-- Start --
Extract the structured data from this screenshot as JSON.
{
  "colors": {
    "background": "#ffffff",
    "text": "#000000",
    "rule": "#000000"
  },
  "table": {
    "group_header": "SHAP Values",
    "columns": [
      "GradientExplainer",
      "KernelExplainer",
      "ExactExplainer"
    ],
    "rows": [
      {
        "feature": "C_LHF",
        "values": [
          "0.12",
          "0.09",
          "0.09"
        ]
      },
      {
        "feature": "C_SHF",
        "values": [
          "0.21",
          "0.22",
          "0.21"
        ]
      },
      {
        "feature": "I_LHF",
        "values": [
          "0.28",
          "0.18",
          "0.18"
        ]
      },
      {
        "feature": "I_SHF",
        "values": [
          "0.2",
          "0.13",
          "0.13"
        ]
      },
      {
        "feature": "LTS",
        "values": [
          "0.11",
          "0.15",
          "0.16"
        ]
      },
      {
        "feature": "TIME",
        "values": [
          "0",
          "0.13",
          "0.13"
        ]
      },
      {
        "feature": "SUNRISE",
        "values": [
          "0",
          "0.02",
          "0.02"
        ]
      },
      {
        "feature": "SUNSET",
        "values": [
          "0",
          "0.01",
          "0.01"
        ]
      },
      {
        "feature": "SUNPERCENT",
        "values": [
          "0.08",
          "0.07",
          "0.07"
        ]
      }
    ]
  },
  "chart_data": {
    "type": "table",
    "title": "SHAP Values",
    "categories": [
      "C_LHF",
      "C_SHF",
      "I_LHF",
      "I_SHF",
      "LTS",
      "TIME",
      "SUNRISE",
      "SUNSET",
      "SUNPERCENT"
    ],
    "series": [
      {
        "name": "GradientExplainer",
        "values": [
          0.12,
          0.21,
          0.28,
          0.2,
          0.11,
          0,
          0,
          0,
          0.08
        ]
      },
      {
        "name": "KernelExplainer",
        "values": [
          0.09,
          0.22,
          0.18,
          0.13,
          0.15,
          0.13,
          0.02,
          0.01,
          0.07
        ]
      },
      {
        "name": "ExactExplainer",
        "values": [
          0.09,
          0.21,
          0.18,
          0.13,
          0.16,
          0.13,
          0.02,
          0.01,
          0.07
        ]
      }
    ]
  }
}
-- End --
-- Start --
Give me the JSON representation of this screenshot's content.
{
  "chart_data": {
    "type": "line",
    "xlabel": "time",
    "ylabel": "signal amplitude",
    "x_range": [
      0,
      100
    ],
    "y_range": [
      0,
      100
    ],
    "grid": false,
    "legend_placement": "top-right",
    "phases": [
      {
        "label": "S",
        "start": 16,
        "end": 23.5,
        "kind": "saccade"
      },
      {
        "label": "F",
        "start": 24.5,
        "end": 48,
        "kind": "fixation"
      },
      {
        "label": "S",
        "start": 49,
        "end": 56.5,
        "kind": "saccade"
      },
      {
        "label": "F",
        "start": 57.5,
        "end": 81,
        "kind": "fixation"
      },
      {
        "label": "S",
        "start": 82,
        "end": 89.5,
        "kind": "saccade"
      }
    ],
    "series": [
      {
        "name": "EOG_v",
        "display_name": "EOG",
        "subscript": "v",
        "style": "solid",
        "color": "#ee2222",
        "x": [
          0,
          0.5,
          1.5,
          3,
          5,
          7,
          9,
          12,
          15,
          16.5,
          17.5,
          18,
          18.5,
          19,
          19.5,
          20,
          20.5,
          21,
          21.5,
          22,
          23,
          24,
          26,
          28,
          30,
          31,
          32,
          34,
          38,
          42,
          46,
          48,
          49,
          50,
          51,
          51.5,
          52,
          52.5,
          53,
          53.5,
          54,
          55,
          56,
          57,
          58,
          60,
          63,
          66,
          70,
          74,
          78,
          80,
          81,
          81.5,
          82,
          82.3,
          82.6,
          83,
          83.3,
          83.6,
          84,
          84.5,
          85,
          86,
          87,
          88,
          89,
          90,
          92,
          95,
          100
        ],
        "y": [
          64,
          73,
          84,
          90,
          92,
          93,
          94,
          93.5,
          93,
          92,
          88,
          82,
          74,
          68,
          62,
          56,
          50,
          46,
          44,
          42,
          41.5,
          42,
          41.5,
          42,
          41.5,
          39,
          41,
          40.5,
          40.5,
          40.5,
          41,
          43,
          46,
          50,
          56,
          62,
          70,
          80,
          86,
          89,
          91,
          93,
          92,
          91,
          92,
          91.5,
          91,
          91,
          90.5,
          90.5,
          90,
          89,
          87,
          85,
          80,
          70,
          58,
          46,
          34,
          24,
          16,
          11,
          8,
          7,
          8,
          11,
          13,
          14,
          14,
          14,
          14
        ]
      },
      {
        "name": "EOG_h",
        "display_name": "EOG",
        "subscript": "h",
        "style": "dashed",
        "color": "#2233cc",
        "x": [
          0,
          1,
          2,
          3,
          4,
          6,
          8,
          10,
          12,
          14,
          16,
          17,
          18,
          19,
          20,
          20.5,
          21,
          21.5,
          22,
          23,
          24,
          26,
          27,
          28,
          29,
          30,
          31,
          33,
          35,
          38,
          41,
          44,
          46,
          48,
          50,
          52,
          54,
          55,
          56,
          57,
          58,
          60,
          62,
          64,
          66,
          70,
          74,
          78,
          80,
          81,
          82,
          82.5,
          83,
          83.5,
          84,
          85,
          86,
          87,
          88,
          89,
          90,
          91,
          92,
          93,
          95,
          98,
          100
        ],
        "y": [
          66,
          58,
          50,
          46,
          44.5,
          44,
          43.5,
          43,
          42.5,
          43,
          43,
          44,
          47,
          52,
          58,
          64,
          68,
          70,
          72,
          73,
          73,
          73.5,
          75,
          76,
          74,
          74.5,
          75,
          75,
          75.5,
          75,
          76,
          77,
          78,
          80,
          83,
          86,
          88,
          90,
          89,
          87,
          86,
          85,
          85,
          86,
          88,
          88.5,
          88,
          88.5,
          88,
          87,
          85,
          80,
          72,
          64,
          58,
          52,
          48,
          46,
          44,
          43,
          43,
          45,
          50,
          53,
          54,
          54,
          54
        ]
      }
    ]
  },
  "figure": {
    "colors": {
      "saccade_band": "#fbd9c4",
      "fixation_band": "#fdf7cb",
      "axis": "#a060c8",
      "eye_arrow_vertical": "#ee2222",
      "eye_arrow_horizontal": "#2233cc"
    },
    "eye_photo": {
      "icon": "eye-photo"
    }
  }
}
-- End --
Look for the word "GradientExplainer" in every line of the listing and copy the lines that have it.

## Solution for this exercise
      "GradientExplainer",
        "name": "GradientExplainer",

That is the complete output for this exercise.